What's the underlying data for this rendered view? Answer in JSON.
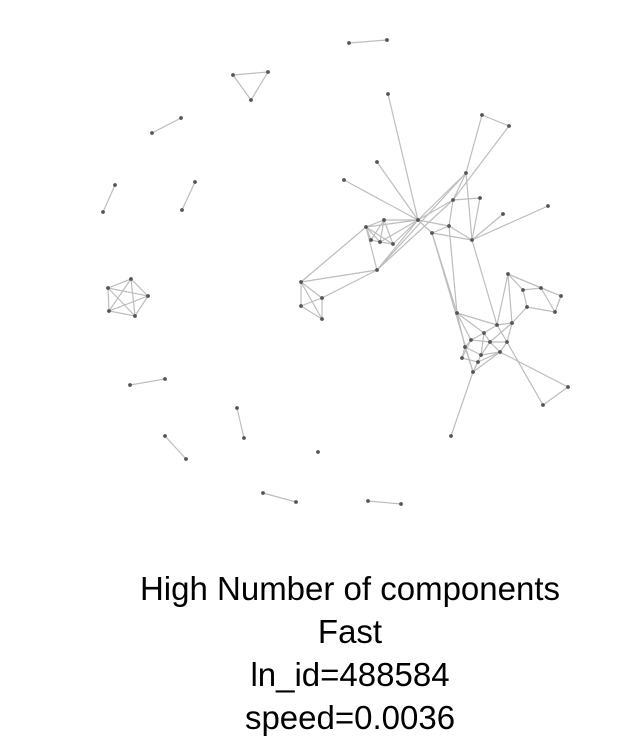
{
  "caption": {
    "line1": "High Number of components",
    "line2": "Fast",
    "line3": "ln_id=488584",
    "line4": "speed=0.0036"
  },
  "colors": {
    "edge": "#bdbdbd",
    "node": "#555555",
    "text": "#000000",
    "background": "#ffffff"
  }
}
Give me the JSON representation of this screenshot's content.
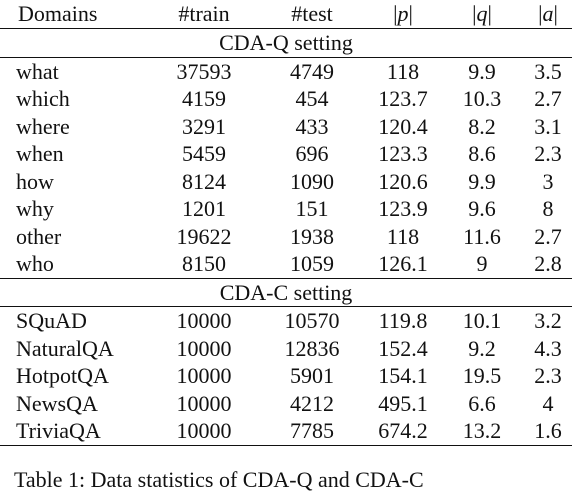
{
  "table": {
    "headers": {
      "domains": "Domains",
      "train": "#train",
      "test": "#test",
      "p_left": "|",
      "p_var": "p",
      "p_right": "|",
      "q_left": "|",
      "q_var": "q",
      "q_right": "|",
      "a_left": "|",
      "a_var": "a",
      "a_right": "|"
    },
    "sections": [
      {
        "title": "CDA-Q setting",
        "rows": [
          {
            "domain": "what",
            "train": "37593",
            "test": "4749",
            "p": "118",
            "q": "9.9",
            "a": "3.5"
          },
          {
            "domain": "which",
            "train": "4159",
            "test": "454",
            "p": "123.7",
            "q": "10.3",
            "a": "2.7"
          },
          {
            "domain": "where",
            "train": "3291",
            "test": "433",
            "p": "120.4",
            "q": "8.2",
            "a": "3.1"
          },
          {
            "domain": "when",
            "train": "5459",
            "test": "696",
            "p": "123.3",
            "q": "8.6",
            "a": "2.3"
          },
          {
            "domain": "how",
            "train": "8124",
            "test": "1090",
            "p": "120.6",
            "q": "9.9",
            "a": "3"
          },
          {
            "domain": "why",
            "train": "1201",
            "test": "151",
            "p": "123.9",
            "q": "9.6",
            "a": "8"
          },
          {
            "domain": "other",
            "train": "19622",
            "test": "1938",
            "p": "118",
            "q": "11.6",
            "a": "2.7"
          },
          {
            "domain": "who",
            "train": "8150",
            "test": "1059",
            "p": "126.1",
            "q": "9",
            "a": "2.8"
          }
        ]
      },
      {
        "title": "CDA-C setting",
        "rows": [
          {
            "domain": "SQuAD",
            "train": "10000",
            "test": "10570",
            "p": "119.8",
            "q": "10.1",
            "a": "3.2"
          },
          {
            "domain": "NaturalQA",
            "train": "10000",
            "test": "12836",
            "p": "152.4",
            "q": "9.2",
            "a": "4.3"
          },
          {
            "domain": "HotpotQA",
            "train": "10000",
            "test": "5901",
            "p": "154.1",
            "q": "19.5",
            "a": "2.3"
          },
          {
            "domain": "NewsQA",
            "train": "10000",
            "test": "4212",
            "p": "495.1",
            "q": "6.6",
            "a": "4"
          },
          {
            "domain": "TriviaQA",
            "train": "10000",
            "test": "7785",
            "p": "674.2",
            "q": "13.2",
            "a": "1.6"
          }
        ]
      }
    ]
  },
  "caption": "Table 1: Data statistics of CDA-Q and CDA-C"
}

-- WHAT THE TASK REQUIRES --
Check each line of the entries above for the word "caption". List the ones that have it.

-- FULL OUTPUT --
  "caption": {
  "caption": "Table 1: Data statistics of CDA-Q and CDA-C"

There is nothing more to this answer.